[Directive] Scan the data below and pick out the lines containing the word "text".

[Items]

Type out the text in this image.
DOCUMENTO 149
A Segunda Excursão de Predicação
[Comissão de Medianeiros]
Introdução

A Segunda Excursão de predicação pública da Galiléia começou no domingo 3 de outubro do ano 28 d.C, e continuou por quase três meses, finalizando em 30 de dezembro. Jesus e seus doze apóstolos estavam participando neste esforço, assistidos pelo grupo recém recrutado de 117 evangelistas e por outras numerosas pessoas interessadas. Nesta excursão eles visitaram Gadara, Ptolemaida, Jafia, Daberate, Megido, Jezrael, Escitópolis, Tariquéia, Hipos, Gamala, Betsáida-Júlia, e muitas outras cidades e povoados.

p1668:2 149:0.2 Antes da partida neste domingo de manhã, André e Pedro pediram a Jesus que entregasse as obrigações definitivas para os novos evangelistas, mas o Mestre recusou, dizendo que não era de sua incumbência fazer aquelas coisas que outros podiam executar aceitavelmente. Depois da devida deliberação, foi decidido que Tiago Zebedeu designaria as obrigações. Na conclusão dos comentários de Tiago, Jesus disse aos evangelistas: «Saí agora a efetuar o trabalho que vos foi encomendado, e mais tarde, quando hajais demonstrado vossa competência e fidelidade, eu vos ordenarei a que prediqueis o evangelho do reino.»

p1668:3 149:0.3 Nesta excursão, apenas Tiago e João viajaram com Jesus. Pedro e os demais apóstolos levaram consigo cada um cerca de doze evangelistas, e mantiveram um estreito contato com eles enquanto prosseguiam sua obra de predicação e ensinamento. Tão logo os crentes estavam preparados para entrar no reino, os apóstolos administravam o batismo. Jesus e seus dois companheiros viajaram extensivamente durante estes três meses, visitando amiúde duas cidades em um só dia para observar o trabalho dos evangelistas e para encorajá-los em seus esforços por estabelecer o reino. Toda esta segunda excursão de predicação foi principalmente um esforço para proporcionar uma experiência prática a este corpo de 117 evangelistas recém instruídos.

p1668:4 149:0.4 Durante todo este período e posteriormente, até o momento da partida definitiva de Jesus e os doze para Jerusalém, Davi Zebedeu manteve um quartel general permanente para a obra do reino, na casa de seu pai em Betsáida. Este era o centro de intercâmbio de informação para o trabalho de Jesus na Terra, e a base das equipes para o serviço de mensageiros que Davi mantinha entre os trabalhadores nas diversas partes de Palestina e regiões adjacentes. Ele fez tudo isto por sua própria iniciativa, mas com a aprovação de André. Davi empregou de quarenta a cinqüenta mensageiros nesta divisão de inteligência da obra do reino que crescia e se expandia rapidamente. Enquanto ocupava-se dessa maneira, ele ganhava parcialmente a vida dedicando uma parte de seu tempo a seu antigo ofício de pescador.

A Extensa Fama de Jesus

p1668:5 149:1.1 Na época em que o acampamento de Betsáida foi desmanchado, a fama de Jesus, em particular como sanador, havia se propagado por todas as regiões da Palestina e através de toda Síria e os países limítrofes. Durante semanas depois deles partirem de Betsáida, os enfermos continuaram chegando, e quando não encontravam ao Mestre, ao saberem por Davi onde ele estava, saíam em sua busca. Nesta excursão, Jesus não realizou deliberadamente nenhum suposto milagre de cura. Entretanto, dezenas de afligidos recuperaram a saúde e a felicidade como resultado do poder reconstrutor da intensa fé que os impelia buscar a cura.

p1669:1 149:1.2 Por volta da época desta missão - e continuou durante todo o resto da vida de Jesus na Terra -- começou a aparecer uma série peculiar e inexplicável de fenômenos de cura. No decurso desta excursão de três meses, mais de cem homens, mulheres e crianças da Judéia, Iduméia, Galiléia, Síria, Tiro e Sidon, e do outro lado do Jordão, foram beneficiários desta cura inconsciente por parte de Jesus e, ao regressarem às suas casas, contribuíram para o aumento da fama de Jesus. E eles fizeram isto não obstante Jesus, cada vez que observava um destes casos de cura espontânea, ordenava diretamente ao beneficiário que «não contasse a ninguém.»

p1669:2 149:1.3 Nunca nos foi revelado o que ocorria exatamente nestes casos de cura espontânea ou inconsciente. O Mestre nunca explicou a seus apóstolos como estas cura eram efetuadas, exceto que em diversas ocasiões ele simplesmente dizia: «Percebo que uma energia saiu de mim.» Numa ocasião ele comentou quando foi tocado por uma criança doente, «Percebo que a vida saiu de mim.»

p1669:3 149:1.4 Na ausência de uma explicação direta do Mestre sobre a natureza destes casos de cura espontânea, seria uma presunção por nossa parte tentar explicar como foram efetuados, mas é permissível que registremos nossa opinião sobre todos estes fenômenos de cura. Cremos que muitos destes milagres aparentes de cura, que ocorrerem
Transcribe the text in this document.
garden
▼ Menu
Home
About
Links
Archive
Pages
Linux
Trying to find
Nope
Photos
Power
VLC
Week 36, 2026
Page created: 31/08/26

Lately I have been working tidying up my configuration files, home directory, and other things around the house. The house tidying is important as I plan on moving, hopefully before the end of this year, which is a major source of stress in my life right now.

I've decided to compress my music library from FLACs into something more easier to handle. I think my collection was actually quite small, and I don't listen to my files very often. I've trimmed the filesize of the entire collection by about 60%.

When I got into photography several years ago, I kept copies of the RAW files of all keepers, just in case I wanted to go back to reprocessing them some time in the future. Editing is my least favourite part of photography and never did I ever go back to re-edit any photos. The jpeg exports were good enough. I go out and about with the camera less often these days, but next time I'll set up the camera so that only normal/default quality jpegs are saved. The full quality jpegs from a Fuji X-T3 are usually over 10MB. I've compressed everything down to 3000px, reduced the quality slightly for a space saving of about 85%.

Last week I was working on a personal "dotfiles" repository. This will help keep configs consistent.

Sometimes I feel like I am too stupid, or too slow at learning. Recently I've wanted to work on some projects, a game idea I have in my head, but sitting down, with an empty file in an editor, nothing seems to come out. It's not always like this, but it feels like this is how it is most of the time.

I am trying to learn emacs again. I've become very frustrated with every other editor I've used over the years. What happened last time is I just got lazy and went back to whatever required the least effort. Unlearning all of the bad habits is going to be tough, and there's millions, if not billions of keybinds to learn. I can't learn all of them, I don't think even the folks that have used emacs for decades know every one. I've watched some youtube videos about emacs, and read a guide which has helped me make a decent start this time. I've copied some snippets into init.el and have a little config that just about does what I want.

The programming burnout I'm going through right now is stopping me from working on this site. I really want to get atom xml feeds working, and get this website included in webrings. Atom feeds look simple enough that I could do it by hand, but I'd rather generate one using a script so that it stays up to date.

[Expected output]
Type out the text in this image.
Transcribe the text in this document.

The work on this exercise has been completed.